Exercise task
Return all lines from the listing below in which the string "laptop" occurs.

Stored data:
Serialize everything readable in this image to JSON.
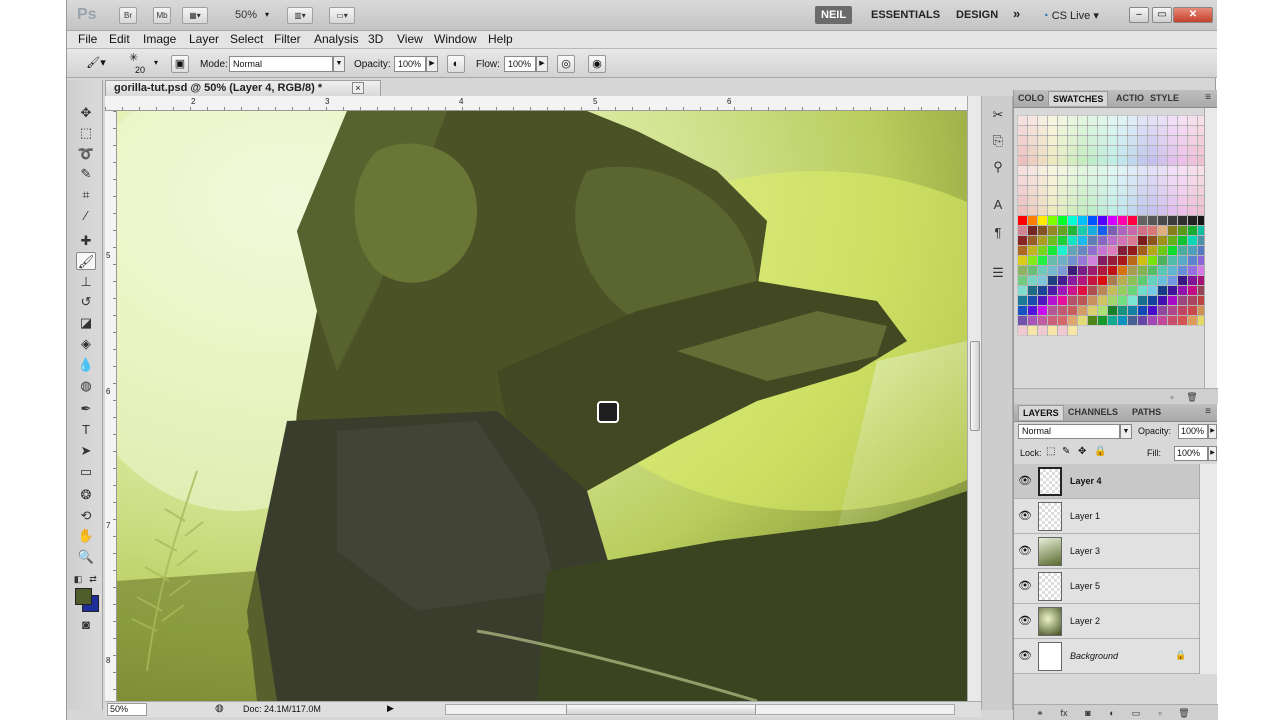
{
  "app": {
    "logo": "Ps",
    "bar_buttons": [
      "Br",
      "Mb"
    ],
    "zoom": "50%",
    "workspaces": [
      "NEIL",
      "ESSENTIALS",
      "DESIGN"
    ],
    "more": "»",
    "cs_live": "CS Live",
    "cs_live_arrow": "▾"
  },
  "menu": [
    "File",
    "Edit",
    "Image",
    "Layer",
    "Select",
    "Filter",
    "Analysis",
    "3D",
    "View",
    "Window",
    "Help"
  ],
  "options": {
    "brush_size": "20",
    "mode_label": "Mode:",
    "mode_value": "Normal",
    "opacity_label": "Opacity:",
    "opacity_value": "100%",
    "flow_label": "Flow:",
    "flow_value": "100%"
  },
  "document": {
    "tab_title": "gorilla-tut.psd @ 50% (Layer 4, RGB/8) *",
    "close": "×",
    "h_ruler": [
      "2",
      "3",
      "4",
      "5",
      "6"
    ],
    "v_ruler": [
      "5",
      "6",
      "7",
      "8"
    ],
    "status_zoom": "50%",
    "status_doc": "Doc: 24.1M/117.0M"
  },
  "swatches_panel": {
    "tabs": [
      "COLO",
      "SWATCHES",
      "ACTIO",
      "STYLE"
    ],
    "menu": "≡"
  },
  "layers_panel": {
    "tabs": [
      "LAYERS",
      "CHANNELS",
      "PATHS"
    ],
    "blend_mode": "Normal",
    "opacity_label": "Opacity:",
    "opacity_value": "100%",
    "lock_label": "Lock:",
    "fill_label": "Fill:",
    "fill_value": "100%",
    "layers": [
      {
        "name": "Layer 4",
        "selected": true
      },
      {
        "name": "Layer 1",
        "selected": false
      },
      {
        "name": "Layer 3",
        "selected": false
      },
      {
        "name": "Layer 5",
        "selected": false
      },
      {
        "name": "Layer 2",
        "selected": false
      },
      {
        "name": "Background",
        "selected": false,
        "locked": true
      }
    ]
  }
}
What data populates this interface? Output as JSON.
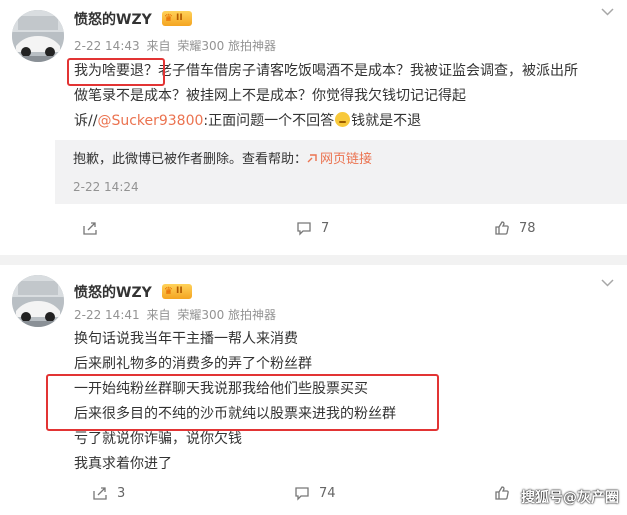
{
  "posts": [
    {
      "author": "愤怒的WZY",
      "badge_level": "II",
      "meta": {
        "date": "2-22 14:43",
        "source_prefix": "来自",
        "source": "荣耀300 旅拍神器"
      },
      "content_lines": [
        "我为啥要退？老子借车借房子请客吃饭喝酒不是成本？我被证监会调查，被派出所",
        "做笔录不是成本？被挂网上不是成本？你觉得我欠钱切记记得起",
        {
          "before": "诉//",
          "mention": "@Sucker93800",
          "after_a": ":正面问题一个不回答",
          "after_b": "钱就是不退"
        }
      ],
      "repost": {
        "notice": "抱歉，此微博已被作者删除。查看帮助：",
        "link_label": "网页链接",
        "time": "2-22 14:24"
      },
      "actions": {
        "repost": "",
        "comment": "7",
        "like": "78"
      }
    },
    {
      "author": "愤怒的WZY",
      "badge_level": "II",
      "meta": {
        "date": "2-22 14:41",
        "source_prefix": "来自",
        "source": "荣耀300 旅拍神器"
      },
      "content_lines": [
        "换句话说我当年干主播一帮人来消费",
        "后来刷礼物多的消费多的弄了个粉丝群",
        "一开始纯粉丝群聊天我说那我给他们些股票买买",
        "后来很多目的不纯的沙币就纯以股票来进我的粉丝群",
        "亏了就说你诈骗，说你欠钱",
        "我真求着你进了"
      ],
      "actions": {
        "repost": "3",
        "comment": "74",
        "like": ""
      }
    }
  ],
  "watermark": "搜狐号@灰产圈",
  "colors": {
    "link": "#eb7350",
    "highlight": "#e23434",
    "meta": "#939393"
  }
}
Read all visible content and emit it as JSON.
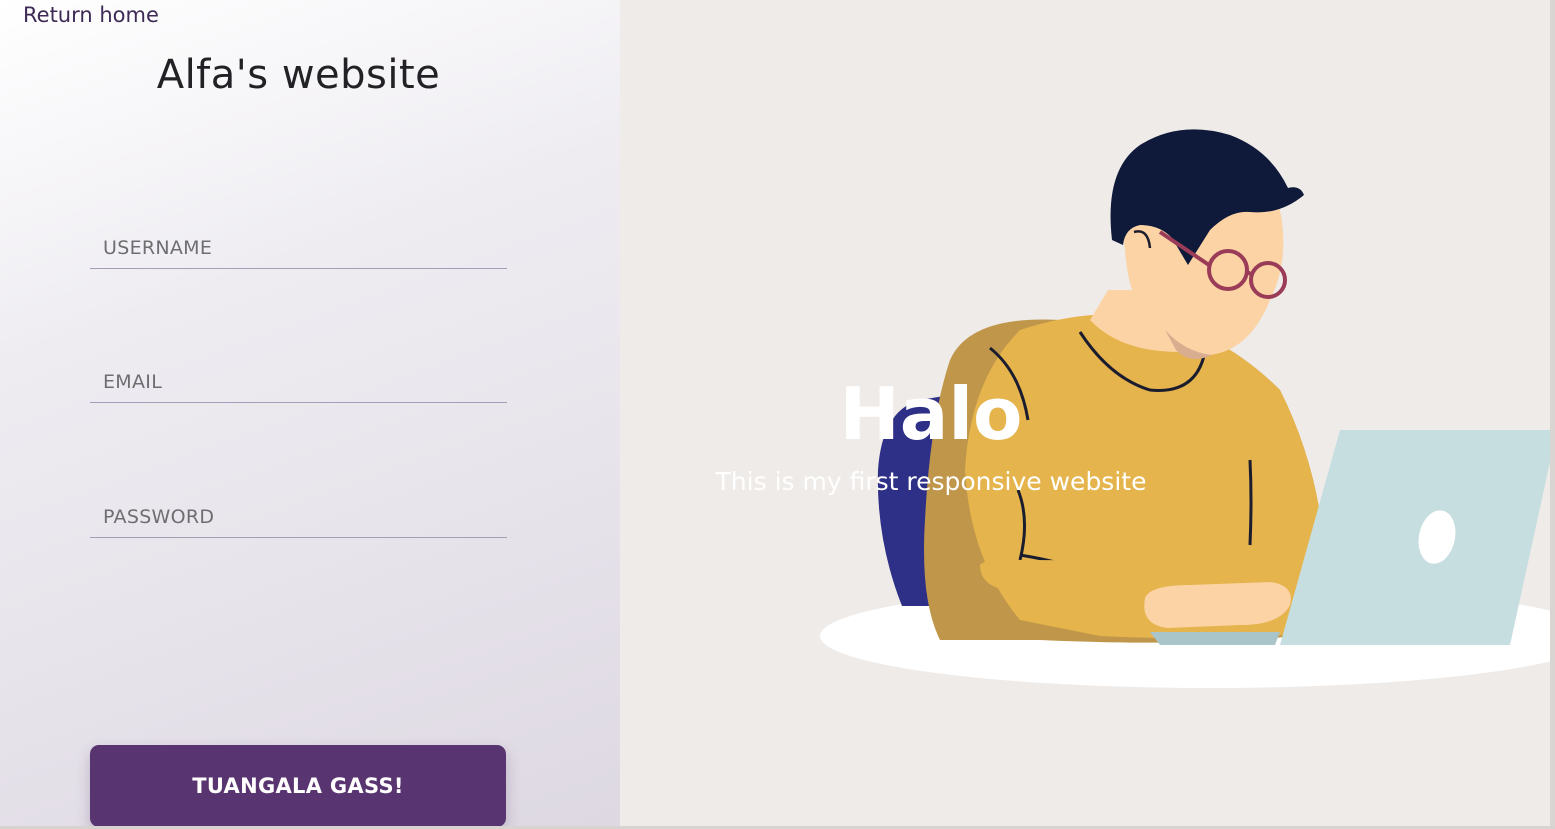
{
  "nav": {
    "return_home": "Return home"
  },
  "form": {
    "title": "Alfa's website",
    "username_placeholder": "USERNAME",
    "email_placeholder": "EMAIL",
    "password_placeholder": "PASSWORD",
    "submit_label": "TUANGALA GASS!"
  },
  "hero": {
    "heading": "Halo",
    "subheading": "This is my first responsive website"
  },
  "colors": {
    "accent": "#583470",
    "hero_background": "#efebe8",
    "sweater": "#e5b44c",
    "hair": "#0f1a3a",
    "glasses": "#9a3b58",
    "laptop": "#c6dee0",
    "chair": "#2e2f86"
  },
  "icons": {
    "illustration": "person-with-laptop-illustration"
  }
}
---
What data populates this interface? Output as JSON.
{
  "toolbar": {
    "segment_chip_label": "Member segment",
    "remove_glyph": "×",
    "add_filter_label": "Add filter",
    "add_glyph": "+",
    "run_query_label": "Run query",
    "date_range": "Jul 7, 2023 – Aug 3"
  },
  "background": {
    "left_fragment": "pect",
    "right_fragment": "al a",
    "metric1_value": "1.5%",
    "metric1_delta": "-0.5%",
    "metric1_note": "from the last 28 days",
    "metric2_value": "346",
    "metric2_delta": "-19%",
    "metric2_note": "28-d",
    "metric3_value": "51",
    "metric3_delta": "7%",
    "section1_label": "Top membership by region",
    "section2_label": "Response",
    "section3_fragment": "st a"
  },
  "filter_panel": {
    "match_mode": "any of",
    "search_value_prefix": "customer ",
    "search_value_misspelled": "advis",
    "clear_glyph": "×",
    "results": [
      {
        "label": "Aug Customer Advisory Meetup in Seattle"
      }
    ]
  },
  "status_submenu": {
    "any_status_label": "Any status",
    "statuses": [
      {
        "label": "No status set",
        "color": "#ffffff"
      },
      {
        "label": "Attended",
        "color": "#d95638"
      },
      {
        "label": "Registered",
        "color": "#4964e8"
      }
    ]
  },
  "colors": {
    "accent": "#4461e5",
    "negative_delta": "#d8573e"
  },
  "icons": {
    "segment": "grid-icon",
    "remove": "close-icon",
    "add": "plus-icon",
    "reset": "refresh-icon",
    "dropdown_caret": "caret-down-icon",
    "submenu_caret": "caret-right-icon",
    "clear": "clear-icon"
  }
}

Answer to the problem
    "laptop": "#c6dee0",
    "illustration": "person-with-laptop-illustration"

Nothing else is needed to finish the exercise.